__Goal__
Can you output the records below exactly as they are written?

__Records to process__

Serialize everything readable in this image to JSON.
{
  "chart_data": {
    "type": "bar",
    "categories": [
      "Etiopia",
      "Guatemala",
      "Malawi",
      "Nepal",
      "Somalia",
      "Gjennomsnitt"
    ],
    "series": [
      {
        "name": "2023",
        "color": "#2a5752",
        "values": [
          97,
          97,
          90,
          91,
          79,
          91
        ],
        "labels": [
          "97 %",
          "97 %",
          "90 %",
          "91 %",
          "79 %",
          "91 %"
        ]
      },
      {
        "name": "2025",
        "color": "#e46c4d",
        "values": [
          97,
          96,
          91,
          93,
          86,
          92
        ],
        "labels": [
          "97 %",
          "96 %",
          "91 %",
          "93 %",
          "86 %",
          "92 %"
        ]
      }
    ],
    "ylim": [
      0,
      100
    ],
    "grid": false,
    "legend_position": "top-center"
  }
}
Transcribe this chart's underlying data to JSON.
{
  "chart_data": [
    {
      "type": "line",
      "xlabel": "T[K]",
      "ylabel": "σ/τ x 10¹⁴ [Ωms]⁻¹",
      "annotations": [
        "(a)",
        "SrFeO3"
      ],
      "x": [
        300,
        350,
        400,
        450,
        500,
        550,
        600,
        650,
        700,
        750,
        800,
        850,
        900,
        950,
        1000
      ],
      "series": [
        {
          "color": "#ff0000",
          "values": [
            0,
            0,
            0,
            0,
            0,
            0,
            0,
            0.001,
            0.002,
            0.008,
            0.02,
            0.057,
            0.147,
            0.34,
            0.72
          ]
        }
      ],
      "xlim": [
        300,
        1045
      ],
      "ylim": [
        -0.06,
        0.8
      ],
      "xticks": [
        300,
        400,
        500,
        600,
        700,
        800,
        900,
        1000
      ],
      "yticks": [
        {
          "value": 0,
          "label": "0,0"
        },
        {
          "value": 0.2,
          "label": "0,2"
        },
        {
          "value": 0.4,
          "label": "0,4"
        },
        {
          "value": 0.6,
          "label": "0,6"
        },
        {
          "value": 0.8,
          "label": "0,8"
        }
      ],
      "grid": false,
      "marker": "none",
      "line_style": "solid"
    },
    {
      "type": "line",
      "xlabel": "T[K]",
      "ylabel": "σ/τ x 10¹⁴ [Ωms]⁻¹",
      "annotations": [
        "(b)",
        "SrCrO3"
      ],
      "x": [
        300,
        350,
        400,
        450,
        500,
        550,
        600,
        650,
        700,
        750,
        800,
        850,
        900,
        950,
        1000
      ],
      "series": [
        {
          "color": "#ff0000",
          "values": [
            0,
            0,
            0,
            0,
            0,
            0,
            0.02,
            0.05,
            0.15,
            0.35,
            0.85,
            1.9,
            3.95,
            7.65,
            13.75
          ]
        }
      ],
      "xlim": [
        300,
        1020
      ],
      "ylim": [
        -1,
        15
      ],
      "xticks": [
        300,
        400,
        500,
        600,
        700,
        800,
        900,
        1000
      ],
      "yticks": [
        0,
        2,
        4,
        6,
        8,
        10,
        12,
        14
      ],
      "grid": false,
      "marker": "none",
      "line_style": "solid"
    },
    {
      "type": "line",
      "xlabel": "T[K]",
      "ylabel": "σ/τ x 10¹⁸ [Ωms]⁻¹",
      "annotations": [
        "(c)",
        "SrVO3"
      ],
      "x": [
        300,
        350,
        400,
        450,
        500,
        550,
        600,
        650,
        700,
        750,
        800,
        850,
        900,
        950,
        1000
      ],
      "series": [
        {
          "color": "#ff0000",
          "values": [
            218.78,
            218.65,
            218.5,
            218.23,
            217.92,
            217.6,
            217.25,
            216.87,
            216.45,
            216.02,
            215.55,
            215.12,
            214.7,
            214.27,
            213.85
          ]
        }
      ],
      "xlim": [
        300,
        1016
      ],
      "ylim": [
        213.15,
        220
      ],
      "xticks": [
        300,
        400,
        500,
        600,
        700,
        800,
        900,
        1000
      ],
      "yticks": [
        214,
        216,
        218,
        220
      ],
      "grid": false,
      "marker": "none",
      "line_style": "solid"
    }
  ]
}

__Answer to this problem__
Serialize everything readable in this image to JSON.
{
  "chart_data": {
    "type": "bar",
    "categories": [
      "Etiopia",
      "Guatemala",
      "Malawi",
      "Nepal",
      "Somalia",
      "Gjennomsnitt"
    ],
    "series": [
      {
        "name": "2023",
        "color": "#2a5752",
        "values": [
          97,
          97,
          90,
          91,
          79,
          91
        ],
        "labels": [
          "97 %",
          "97 %",
          "90 %",
          "91 %",
          "79 %",
          "91 %"
        ]
      },
      {
        "name": "2025",
        "color": "#e46c4d",
        "values": [
          97,
          96,
          91,
          93,
          86,
          92
        ],
        "labels": [
          "97 %",
          "96 %",
          "91 %",
          "93 %",
          "86 %",
          "92 %"
        ]
      }
    ],
    "ylim": [
      0,
      100
    ],
    "grid": false,
    "legend_position": "top-center"
  }
}
Transcribe this chart's underlying data to JSON.
{
  "chart_data": [
    {
      "type": "line",
      "xlabel": "T[K]",
      "ylabel": "σ/τ x 10¹⁴ [Ωms]⁻¹",
      "annotations": [
        "(a)",
        "SrFeO3"
      ],
      "x": [
        300,
        350,
        400,
        450,
        500,
        550,
        600,
        650,
        700,
        750,
        800,
        850,
        900,
        950,
        1000
      ],
      "series": [
        {
          "color": "#ff0000",
          "values": [
            0,
            0,
            0,
            0,
            0,
            0,
            0,
            0.001,
            0.002,
            0.008,
            0.02,
            0.057,
            0.147,
            0.34,
            0.72
          ]
        }
      ],
      "xlim": [
        300,
        1045
      ],
      "ylim": [
        -0.06,
        0.8
      ],
      "xticks": [
        300,
        400,
        500,
        600,
        700,
        800,
        900,
        1000
      ],
      "yticks": [
        {
          "value": 0,
          "label": "0,0"
        },
        {
          "value": 0.2,
          "label": "0,2"
        },
        {
          "value": 0.4,
          "label": "0,4"
        },
        {
          "value": 0.6,
          "label": "0,6"
        },
        {
          "value": 0.8,
          "label": "0,8"
        }
      ],
      "grid": false,
      "marker": "none",
      "line_style": "solid"
    },
    {
      "type": "line",
      "xlabel": "T[K]",
      "ylabel": "σ/τ x 10¹⁴ [Ωms]⁻¹",
      "annotations": [
        "(b)",
        "SrCrO3"
      ],
      "x": [
        300,
        350,
        400,
        450,
        500,
        550,
        600,
        650,
        700,
        750,
        800,
        850,
        900,
        950,
        1000
      ],
      "series": [
        {
          "color": "#ff0000",
          "values": [
            0,
            0,
            0,
            0,
            0,
            0,
            0.02,
            0.05,
            0.15,
            0.35,
            0.85,
            1.9,
            3.95,
            7.65,
            13.75
          ]
        }
      ],
      "xlim": [
        300,
        1020
      ],
      "ylim": [
        -1,
        15
      ],
      "xticks": [
        300,
        400,
        500,
        600,
        700,
        800,
        900,
        1000
      ],
      "yticks": [
        0,
        2,
        4,
        6,
        8,
        10,
        12,
        14
      ],
      "grid": false,
      "marker": "none",
      "line_style": "solid"
    },
    {
      "type": "line",
      "xlabel": "T[K]",
      "ylabel": "σ/τ x 10¹⁸ [Ωms]⁻¹",
      "annotations": [
        "(c)",
        "SrVO3"
      ],
      "x": [
        300,
        350,
        400,
        450,
        500,
        550,
        600,
        650,
        700,
        750,
        800,
        850,
        900,
        950,
        1000
      ],
      "series": [
        {
          "color": "#ff0000",
          "values": [
            218.78,
            218.65,
            218.5,
            218.23,
            217.92,
            217.6,
            217.25,
            216.87,
            216.45,
            216.02,
            215.55,
            215.12,
            214.7,
            214.27,
            213.85
          ]
        }
      ],
      "xlim": [
        300,
        1016
      ],
      "ylim": [
        213.15,
        220
      ],
      "xticks": [
        300,
        400,
        500,
        600,
        700,
        800,
        900,
        1000
      ],
      "yticks": [
        214,
        216,
        218,
        220
      ],
      "grid": false,
      "marker": "none",
      "line_style": "solid"
    }
  ]
}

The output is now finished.